* **THE PROBLEM**
Among the entries, which lines carry the string "JSON"? Copy each of them.

* **Figure dataset records**
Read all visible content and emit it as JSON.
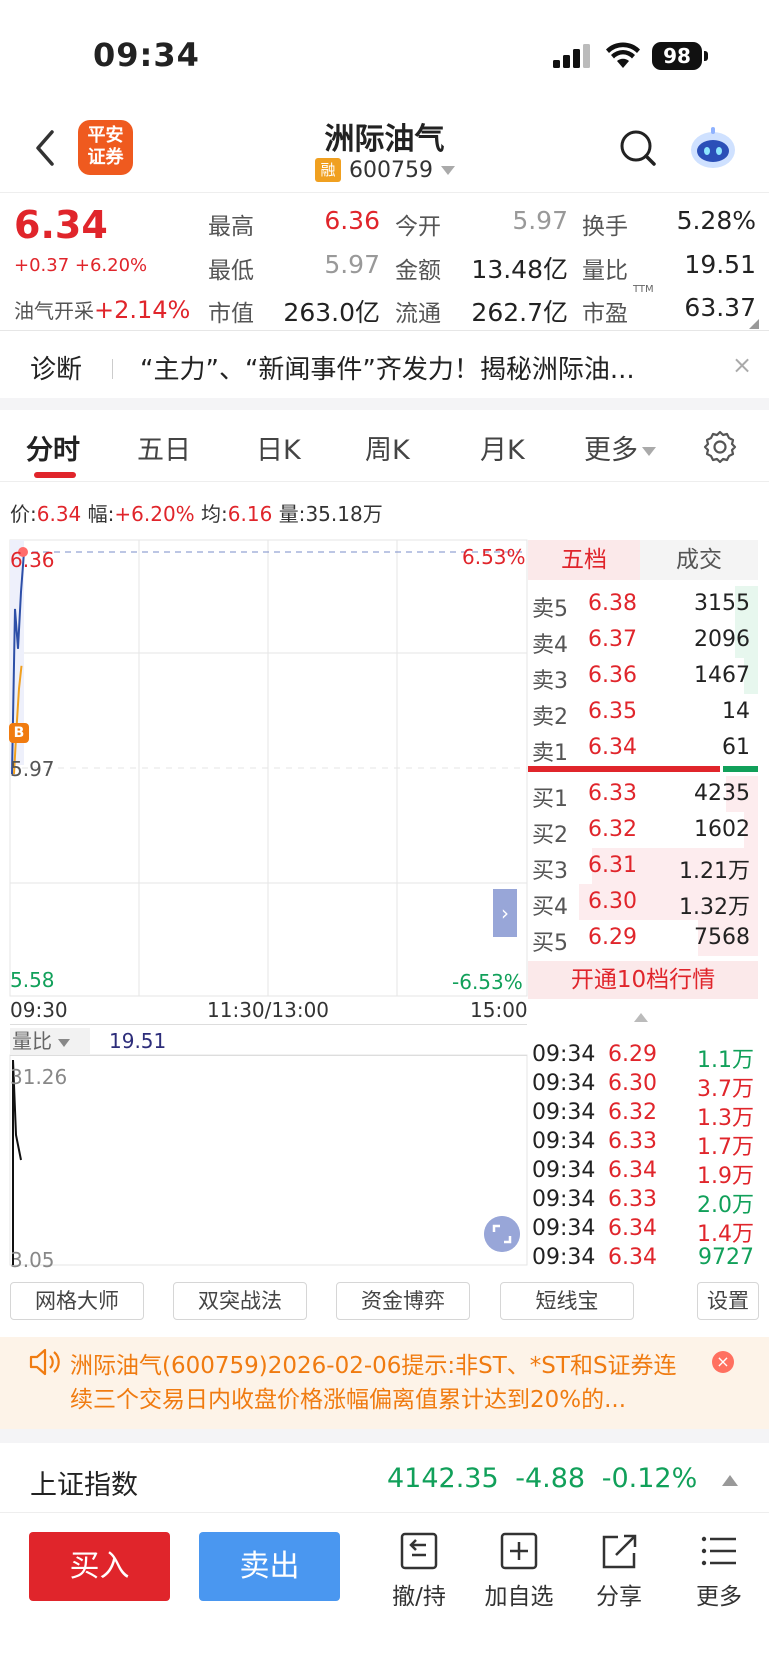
{
  "status_bar": {
    "time": "09:34",
    "battery": "98"
  },
  "header": {
    "logo_line1": "平安",
    "logo_line2": "证券",
    "stock_name": "洲际油气",
    "badge": "融",
    "code": "600759"
  },
  "quote": {
    "price": "6.34",
    "change": "+0.37 +6.20%",
    "sector_name": "油气开采",
    "sector_change": "+2.14%",
    "fields": [
      {
        "label": "最高",
        "value": "6.36"
      },
      {
        "label": "今开",
        "value": "5.97"
      },
      {
        "label": "换手",
        "value": "5.28%"
      },
      {
        "label": "最低",
        "value": "5.97"
      },
      {
        "label": "金额",
        "value": "13.48亿"
      },
      {
        "label": "量比",
        "value": "19.51"
      },
      {
        "label": "市值",
        "value": "263.0亿"
      },
      {
        "label": "流通",
        "value": "262.7亿"
      },
      {
        "label": "市盈",
        "value": "63.37"
      }
    ],
    "ttm": "TTM"
  },
  "diagnosis": {
    "label": "诊断",
    "text": "“主力”、“新闻事件”齐发力！揭秘洲际油...",
    "close": "×"
  },
  "tabs": [
    "分时",
    "五日",
    "日K",
    "周K",
    "月K",
    "更多"
  ],
  "info_line": {
    "price_label": "价:",
    "price": "6.34",
    "amp_label": "幅:",
    "amp": "+6.20%",
    "avg_label": "均:",
    "avg": "6.16",
    "vol_label": "量:",
    "vol": "35.18万"
  },
  "chart": {
    "y_high": "6.36",
    "y_mid": "5.97",
    "y_low": "5.58",
    "pct_high": "6.53%",
    "pct_low": "-6.53%",
    "marker": "B",
    "time_start": "09:30",
    "time_mid": "11:30/13:00",
    "time_end": "15:00",
    "vol_ratio_label": "量比",
    "vol_ratio_value": "19.51",
    "sub_high": "31.26",
    "sub_low": "3.05",
    "price_series": [
      5.97,
      6.26,
      6.19,
      6.29,
      6.36
    ],
    "avg_series": [
      5.97,
      6.05,
      6.12,
      6.16
    ],
    "ylim": [
      5.58,
      6.36
    ]
  },
  "order_book": {
    "tab_active": "五档",
    "tab_other": "成交",
    "asks": [
      {
        "label": "卖5",
        "price": "6.38",
        "vol": "3155",
        "bar": 0.1
      },
      {
        "label": "卖4",
        "price": "6.37",
        "vol": "2096",
        "bar": 0.1
      },
      {
        "label": "卖3",
        "price": "6.36",
        "vol": "1467",
        "bar": 0.06
      },
      {
        "label": "卖2",
        "price": "6.35",
        "vol": "14",
        "bar": 0.0
      },
      {
        "label": "卖1",
        "price": "6.34",
        "vol": "61",
        "bar": 0.0
      }
    ],
    "bids": [
      {
        "label": "买1",
        "price": "6.33",
        "vol": "4235",
        "bar": 0.14
      },
      {
        "label": "买2",
        "price": "6.32",
        "vol": "1602",
        "bar": 0.06
      },
      {
        "label": "买3",
        "price": "6.31",
        "vol": "1.21万",
        "bar": 0.72
      },
      {
        "label": "买4",
        "price": "6.30",
        "vol": "1.32万",
        "bar": 0.78
      },
      {
        "label": "买5",
        "price": "6.29",
        "vol": "7568",
        "bar": 0.26
      }
    ],
    "open10": "开通10档行情",
    "ticks": [
      {
        "time": "09:34",
        "price": "6.29",
        "vol": "1.1万",
        "dir": "green"
      },
      {
        "time": "09:34",
        "price": "6.30",
        "vol": "3.7万",
        "dir": "red"
      },
      {
        "time": "09:34",
        "price": "6.32",
        "vol": "1.3万",
        "dir": "red"
      },
      {
        "time": "09:34",
        "price": "6.33",
        "vol": "1.7万",
        "dir": "red"
      },
      {
        "time": "09:34",
        "price": "6.34",
        "vol": "1.9万",
        "dir": "red"
      },
      {
        "time": "09:34",
        "price": "6.33",
        "vol": "2.0万",
        "dir": "green"
      },
      {
        "time": "09:34",
        "price": "6.34",
        "vol": "1.4万",
        "dir": "red"
      },
      {
        "time": "09:34",
        "price": "6.34",
        "vol": "9727",
        "dir": "green"
      }
    ]
  },
  "tools": [
    "网格大师",
    "双突战法",
    "资金博弈",
    "短线宝",
    "设置"
  ],
  "notice": {
    "text": "洲际油气(600759)2026-02-06提示:非ST、*ST和S证券连续三个交易日内收盘价格涨幅偏离值累计达到20%的..."
  },
  "index": {
    "name": "上证指数",
    "value": "4142.35",
    "change": "-4.88",
    "pct": "-0.12%"
  },
  "bottom": {
    "buy": "买入",
    "sell": "卖出",
    "withdraw": "撤/持",
    "add_watch": "加自选",
    "share": "分享",
    "more": "更多"
  },
  "colors": {
    "up": "#e0252b",
    "down": "#11a05a",
    "sell_btn": "#4a97f0"
  }
}
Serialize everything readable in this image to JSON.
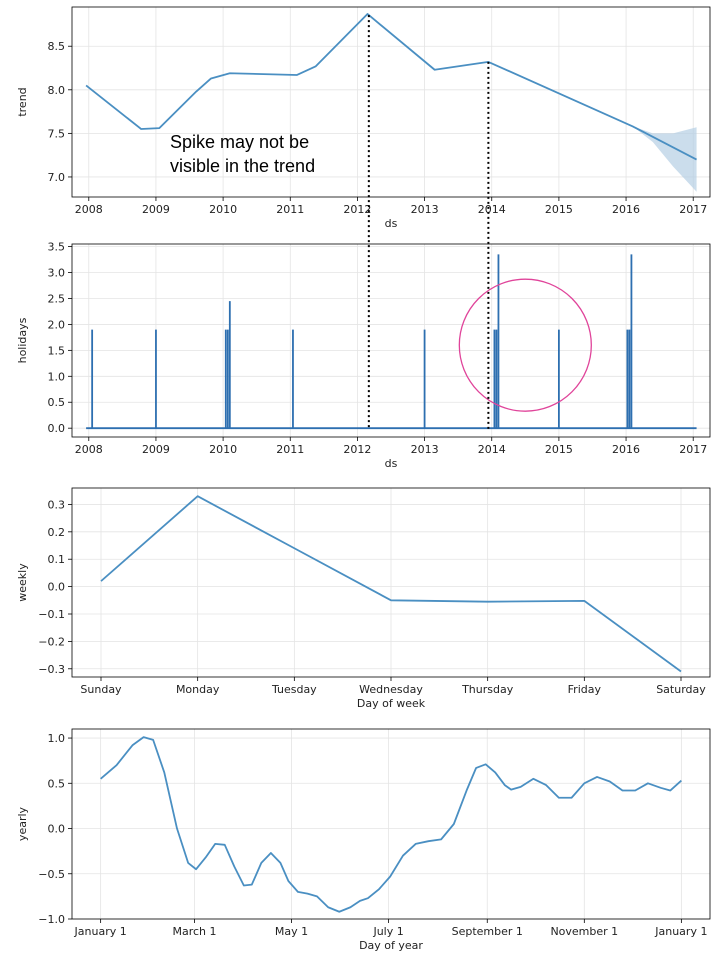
{
  "chart_data": [
    {
      "type": "line",
      "ylabel": "trend",
      "xlabel": "ds",
      "xlim": [
        2007.75,
        2017.25
      ],
      "ylim": [
        6.77,
        8.95
      ],
      "x_ticks": [
        2008,
        2009,
        2010,
        2011,
        2012,
        2013,
        2014,
        2015,
        2016,
        2017
      ],
      "x_tick_labels": [
        "2008",
        "2009",
        "2010",
        "2011",
        "2012",
        "2013",
        "2014",
        "2015",
        "2016",
        "2017"
      ],
      "y_ticks": [
        7.0,
        7.5,
        8.0,
        8.5
      ],
      "y_tick_labels": [
        "7.0",
        "7.5",
        "8.0",
        "8.5"
      ],
      "grid": true,
      "line_color": "#4a8fc2",
      "series": [
        {
          "x": [
            2007.96,
            2008.78,
            2009.05,
            2009.6,
            2009.82,
            2010.1,
            2011.1,
            2011.38,
            2012.15,
            2013.15,
            2013.95,
            2016.1,
            2017.05
          ],
          "y": [
            8.05,
            7.55,
            7.56,
            7.98,
            8.13,
            8.19,
            8.17,
            8.27,
            8.87,
            8.23,
            8.32,
            7.58,
            7.2
          ]
        }
      ],
      "uncertainty_band": {
        "color": "#b5cfe4",
        "x": [
          2016.1,
          2016.4,
          2016.7,
          2017.05
        ],
        "upper": [
          7.58,
          7.5,
          7.5,
          7.57
        ],
        "lower": [
          7.58,
          7.4,
          7.12,
          6.83
        ]
      },
      "annotation": [
        "Spike may not be",
        "visible in the trend"
      ],
      "markers_x": [
        2012.17,
        2013.95
      ]
    },
    {
      "type": "line",
      "ylabel": "holidays",
      "xlabel": "ds",
      "xlim": [
        2007.75,
        2017.25
      ],
      "ylim": [
        -0.17,
        3.55
      ],
      "x_ticks": [
        2008,
        2009,
        2010,
        2011,
        2012,
        2013,
        2014,
        2015,
        2016,
        2017
      ],
      "x_tick_labels": [
        "2008",
        "2009",
        "2010",
        "2011",
        "2012",
        "2013",
        "2014",
        "2015",
        "2016",
        "2017"
      ],
      "y_ticks": [
        0.0,
        0.5,
        1.0,
        1.5,
        2.0,
        2.5,
        3.0,
        3.5
      ],
      "y_tick_labels": [
        "0.0",
        "0.5",
        "1.0",
        "1.5",
        "2.0",
        "2.5",
        "3.0",
        "3.5"
      ],
      "grid": true,
      "line_color": "#2d6fb0",
      "baseline_range": [
        2007.96,
        2017.05
      ],
      "spikes": [
        {
          "x": 2008.05,
          "y": 1.9
        },
        {
          "x": 2009.0,
          "y": 1.9
        },
        {
          "x": 2010.04,
          "y": 1.9
        },
        {
          "x": 2010.07,
          "y": 1.9
        },
        {
          "x": 2010.1,
          "y": 2.45
        },
        {
          "x": 2011.04,
          "y": 1.9
        },
        {
          "x": 2013.0,
          "y": 1.9
        },
        {
          "x": 2014.04,
          "y": 1.9
        },
        {
          "x": 2014.07,
          "y": 1.9
        },
        {
          "x": 2014.1,
          "y": 3.35
        },
        {
          "x": 2015.0,
          "y": 1.9
        },
        {
          "x": 2016.02,
          "y": 1.9
        },
        {
          "x": 2016.05,
          "y": 1.9
        },
        {
          "x": 2016.08,
          "y": 3.35
        }
      ],
      "highlight_circle": {
        "cx": 2014.5,
        "cy": 1.6,
        "color": "#e0449a"
      },
      "markers_x": [
        2012.17,
        2013.95
      ]
    },
    {
      "type": "line",
      "ylabel": "weekly",
      "xlabel": "Day of week",
      "xlim": [
        -0.3,
        6.3
      ],
      "ylim": [
        -0.33,
        0.36
      ],
      "x_ticks": [
        0,
        1,
        2,
        3,
        4,
        5,
        6
      ],
      "x_tick_labels": [
        "Sunday",
        "Monday",
        "Tuesday",
        "Wednesday",
        "Thursday",
        "Friday",
        "Saturday"
      ],
      "y_ticks": [
        -0.3,
        -0.2,
        -0.1,
        0.0,
        0.1,
        0.2,
        0.3
      ],
      "y_tick_labels": [
        "−0.3",
        "−0.2",
        "−0.1",
        "0.0",
        "0.1",
        "0.2",
        "0.3"
      ],
      "grid": true,
      "line_color": "#4a8fc2",
      "series": [
        {
          "x": [
            0,
            1,
            2,
            3,
            4,
            5,
            6
          ],
          "y": [
            0.02,
            0.33,
            0.14,
            -0.05,
            -0.055,
            -0.052,
            -0.31
          ]
        }
      ]
    },
    {
      "type": "line",
      "ylabel": "yearly",
      "xlabel": "Day of year",
      "xlim": [
        -18,
        383
      ],
      "ylim": [
        -1.0,
        1.1
      ],
      "x_ticks": [
        0,
        59,
        120,
        181,
        243,
        304,
        365
      ],
      "x_tick_labels": [
        "January 1",
        "March 1",
        "May 1",
        "July 1",
        "September 1",
        "November 1",
        "January 1"
      ],
      "y_ticks": [
        -1.0,
        -0.5,
        0.0,
        0.5,
        1.0
      ],
      "y_tick_labels": [
        "−1.0",
        "−0.5",
        "0.0",
        "0.5",
        "1.0"
      ],
      "grid": true,
      "line_color": "#4a8fc2",
      "series": [
        {
          "x": [
            0,
            10,
            20,
            27,
            33,
            40,
            48,
            55,
            60,
            66,
            72,
            78,
            84,
            90,
            95,
            101,
            107,
            113,
            118,
            124,
            130,
            136,
            143,
            150,
            157,
            163,
            168,
            175,
            182,
            190,
            198,
            206,
            214,
            222,
            230,
            236,
            242,
            248,
            254,
            258,
            264,
            272,
            280,
            288,
            296,
            304,
            312,
            320,
            328,
            336,
            344,
            352,
            358,
            365
          ],
          "y": [
            0.55,
            0.7,
            0.92,
            1.01,
            0.98,
            0.62,
            0.0,
            -0.38,
            -0.45,
            -0.32,
            -0.17,
            -0.18,
            -0.42,
            -0.63,
            -0.62,
            -0.38,
            -0.27,
            -0.38,
            -0.58,
            -0.7,
            -0.72,
            -0.75,
            -0.87,
            -0.92,
            -0.87,
            -0.8,
            -0.77,
            -0.67,
            -0.53,
            -0.3,
            -0.17,
            -0.14,
            -0.12,
            0.05,
            0.42,
            0.67,
            0.71,
            0.62,
            0.48,
            0.43,
            0.46,
            0.55,
            0.48,
            0.34,
            0.34,
            0.5,
            0.57,
            0.52,
            0.42,
            0.42,
            0.5,
            0.45,
            0.42,
            0.53
          ]
        }
      ]
    }
  ]
}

* **CORRECT RESULT**
Read all visible content and emit it as JSON.
Serialize everything readable in this image to JSON.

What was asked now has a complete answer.